## TASK
Copy all the lines of the data that include the word "Findatopdoc".

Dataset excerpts
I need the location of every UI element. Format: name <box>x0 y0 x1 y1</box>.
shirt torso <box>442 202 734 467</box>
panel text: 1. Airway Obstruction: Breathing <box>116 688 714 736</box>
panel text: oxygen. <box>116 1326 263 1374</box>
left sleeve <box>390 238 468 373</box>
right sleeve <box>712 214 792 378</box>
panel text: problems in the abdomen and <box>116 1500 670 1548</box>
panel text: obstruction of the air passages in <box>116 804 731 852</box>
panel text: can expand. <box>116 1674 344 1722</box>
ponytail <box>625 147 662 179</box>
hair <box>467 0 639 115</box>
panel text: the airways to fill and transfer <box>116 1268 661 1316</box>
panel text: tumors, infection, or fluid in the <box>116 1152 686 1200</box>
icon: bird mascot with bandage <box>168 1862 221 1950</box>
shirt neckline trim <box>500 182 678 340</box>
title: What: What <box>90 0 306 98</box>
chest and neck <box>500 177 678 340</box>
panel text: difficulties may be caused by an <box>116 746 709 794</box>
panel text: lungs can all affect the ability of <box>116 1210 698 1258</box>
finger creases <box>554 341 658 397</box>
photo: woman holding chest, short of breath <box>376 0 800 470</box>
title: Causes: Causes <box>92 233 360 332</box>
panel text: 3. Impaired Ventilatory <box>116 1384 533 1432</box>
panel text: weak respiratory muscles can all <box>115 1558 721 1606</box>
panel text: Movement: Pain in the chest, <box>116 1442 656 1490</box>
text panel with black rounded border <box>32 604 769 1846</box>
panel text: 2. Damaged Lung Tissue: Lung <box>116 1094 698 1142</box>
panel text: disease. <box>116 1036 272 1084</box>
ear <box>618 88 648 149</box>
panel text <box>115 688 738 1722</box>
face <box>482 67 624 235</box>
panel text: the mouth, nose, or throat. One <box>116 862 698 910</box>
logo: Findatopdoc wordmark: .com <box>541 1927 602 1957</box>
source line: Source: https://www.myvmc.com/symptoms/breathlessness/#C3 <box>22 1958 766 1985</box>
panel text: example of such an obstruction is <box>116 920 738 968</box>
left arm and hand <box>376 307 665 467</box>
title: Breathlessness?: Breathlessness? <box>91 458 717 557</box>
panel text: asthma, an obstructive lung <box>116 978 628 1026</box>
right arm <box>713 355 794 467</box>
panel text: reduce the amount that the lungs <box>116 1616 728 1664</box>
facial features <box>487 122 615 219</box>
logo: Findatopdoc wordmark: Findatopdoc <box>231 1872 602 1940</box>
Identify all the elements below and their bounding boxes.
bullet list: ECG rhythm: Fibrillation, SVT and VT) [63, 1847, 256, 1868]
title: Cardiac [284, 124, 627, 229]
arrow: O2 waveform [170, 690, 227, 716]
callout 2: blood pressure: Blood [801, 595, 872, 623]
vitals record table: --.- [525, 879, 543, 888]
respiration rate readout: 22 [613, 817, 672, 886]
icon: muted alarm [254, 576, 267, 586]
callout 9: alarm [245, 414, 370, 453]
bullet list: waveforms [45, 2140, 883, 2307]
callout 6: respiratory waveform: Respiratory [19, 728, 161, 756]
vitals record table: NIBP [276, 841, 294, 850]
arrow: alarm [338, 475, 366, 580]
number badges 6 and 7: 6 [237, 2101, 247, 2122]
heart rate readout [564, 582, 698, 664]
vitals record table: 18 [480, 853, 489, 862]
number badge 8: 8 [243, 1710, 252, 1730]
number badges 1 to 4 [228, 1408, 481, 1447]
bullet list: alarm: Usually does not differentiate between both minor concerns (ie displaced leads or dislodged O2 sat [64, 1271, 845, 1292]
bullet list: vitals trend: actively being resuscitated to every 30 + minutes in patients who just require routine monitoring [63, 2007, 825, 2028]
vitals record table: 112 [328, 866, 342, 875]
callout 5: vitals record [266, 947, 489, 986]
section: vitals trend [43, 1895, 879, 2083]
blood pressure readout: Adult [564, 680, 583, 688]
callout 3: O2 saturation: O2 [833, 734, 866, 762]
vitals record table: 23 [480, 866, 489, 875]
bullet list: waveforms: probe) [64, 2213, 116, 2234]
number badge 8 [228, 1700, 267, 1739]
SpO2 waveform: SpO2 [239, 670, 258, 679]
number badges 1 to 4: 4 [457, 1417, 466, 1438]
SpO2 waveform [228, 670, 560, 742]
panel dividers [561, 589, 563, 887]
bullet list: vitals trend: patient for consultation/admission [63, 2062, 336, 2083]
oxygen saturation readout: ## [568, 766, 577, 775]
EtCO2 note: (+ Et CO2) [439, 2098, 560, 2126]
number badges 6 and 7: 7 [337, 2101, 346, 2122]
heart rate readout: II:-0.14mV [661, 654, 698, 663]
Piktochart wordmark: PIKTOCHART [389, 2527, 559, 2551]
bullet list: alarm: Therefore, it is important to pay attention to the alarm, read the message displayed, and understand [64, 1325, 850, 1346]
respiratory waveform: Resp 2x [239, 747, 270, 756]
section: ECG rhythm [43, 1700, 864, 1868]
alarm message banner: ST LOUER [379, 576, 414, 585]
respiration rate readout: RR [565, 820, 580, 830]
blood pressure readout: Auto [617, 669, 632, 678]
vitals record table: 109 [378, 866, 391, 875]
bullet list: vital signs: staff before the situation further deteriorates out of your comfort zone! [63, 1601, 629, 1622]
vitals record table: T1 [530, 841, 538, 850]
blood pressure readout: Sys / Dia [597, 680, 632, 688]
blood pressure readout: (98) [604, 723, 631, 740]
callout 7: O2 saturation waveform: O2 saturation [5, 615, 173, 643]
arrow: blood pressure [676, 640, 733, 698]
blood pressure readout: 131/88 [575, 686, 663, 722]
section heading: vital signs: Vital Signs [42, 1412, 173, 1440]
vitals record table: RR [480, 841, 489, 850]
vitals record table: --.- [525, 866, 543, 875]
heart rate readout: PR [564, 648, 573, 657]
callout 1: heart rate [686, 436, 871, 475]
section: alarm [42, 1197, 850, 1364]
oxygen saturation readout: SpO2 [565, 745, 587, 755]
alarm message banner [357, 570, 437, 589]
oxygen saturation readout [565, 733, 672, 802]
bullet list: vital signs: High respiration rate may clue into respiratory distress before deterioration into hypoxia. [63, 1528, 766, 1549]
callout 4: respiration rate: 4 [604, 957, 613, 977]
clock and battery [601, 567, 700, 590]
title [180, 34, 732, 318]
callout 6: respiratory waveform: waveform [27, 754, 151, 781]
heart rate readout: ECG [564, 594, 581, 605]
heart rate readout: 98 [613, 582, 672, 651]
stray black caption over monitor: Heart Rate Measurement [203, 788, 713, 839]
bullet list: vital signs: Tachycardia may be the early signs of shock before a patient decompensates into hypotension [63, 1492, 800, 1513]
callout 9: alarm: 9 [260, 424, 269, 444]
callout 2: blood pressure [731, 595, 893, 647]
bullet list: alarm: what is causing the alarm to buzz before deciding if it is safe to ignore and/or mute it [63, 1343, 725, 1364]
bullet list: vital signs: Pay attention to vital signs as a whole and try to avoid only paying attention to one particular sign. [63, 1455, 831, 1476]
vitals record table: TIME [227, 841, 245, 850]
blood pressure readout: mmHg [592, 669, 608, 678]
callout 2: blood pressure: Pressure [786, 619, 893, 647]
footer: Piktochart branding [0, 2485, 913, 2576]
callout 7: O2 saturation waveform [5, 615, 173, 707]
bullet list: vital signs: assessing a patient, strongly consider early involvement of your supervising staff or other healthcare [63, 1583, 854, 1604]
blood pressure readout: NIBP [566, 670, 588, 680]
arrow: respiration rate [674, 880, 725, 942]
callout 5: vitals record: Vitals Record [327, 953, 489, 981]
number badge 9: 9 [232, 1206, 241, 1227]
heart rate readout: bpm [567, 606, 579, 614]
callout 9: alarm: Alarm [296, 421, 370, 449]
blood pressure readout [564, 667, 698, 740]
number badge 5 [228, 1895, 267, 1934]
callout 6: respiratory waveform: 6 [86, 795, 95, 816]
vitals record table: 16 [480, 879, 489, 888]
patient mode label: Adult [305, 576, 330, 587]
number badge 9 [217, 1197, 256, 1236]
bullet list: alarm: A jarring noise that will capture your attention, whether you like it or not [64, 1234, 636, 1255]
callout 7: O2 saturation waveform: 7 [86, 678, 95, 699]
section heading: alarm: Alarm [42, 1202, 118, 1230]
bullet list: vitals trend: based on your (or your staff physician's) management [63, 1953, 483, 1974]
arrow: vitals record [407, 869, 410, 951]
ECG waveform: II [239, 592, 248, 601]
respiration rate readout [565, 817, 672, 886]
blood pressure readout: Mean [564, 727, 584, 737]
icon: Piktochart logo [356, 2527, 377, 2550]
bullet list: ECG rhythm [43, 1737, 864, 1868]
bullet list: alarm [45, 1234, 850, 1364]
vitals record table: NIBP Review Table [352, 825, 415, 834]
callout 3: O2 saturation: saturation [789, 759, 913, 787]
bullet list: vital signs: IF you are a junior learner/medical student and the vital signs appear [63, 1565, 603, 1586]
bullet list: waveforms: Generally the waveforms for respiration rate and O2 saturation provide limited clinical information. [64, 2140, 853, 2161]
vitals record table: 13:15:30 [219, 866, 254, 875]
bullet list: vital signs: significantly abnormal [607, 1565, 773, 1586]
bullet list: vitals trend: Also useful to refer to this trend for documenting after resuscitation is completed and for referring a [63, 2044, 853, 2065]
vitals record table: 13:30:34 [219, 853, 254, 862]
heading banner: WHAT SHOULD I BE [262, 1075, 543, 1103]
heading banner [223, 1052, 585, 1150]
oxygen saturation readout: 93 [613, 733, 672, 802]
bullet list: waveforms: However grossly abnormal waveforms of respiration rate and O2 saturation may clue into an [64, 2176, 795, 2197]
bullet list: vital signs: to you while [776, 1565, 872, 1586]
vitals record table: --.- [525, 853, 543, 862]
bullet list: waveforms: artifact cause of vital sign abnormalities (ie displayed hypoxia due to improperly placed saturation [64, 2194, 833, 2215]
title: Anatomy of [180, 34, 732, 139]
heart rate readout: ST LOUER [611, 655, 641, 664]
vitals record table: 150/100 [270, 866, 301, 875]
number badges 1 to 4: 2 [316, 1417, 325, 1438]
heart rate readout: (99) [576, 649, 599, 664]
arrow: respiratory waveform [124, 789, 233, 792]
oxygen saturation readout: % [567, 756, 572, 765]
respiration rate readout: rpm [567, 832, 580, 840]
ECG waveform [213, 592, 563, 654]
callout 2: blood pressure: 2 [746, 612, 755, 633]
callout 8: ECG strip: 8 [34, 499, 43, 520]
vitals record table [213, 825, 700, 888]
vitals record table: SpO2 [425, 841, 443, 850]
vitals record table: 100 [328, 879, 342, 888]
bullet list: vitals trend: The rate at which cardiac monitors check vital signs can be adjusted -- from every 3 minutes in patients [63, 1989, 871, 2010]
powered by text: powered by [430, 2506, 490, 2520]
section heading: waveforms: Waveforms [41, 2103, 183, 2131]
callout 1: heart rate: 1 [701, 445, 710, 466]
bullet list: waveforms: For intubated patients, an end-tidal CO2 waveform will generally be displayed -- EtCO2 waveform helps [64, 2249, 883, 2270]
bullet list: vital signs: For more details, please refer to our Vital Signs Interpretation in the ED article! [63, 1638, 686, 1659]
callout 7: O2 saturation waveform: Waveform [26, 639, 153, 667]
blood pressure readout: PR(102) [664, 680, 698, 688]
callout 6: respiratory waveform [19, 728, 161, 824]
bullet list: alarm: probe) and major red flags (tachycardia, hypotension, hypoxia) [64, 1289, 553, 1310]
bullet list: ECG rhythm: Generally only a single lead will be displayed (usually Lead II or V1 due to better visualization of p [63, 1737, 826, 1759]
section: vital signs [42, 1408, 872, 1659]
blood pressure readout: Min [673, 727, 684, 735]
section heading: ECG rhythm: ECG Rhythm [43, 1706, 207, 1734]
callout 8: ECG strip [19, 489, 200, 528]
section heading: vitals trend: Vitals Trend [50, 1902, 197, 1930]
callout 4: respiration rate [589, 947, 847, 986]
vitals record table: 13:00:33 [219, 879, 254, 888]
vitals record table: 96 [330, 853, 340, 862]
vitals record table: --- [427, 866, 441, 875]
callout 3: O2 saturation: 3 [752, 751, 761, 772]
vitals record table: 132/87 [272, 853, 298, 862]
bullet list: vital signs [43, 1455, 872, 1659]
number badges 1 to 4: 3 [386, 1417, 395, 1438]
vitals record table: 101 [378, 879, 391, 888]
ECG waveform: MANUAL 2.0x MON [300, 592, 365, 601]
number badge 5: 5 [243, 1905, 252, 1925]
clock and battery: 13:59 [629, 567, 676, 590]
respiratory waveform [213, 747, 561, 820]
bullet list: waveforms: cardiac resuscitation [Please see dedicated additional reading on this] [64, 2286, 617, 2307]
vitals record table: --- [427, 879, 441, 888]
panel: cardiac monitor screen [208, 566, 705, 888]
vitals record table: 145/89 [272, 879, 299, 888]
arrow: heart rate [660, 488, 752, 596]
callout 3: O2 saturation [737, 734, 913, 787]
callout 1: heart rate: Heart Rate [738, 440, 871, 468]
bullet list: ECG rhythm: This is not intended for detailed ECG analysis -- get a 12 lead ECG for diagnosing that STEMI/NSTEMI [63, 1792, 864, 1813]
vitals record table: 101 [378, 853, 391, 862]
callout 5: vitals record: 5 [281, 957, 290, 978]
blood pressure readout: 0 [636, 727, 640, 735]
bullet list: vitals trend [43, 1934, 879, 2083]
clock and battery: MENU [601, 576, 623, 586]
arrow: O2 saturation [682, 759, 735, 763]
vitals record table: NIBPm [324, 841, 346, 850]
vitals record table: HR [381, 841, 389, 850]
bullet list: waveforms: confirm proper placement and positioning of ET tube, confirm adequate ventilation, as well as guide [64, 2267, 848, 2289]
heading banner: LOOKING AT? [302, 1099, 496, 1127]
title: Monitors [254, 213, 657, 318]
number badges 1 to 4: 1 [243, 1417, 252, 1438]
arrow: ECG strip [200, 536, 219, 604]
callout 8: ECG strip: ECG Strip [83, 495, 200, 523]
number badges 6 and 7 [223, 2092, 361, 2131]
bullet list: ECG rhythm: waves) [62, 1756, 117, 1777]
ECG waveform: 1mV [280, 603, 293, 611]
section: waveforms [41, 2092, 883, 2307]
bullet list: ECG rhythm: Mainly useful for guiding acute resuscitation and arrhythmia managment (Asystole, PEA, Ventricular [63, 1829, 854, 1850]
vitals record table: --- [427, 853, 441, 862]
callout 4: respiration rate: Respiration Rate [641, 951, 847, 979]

## WRITTEN SOLUTION
logo: Findatopdoc wordmark: .com <box>541 1927 602 1957</box>
logo: Findatopdoc wordmark: Findatopdoc <box>231 1872 602 1940</box>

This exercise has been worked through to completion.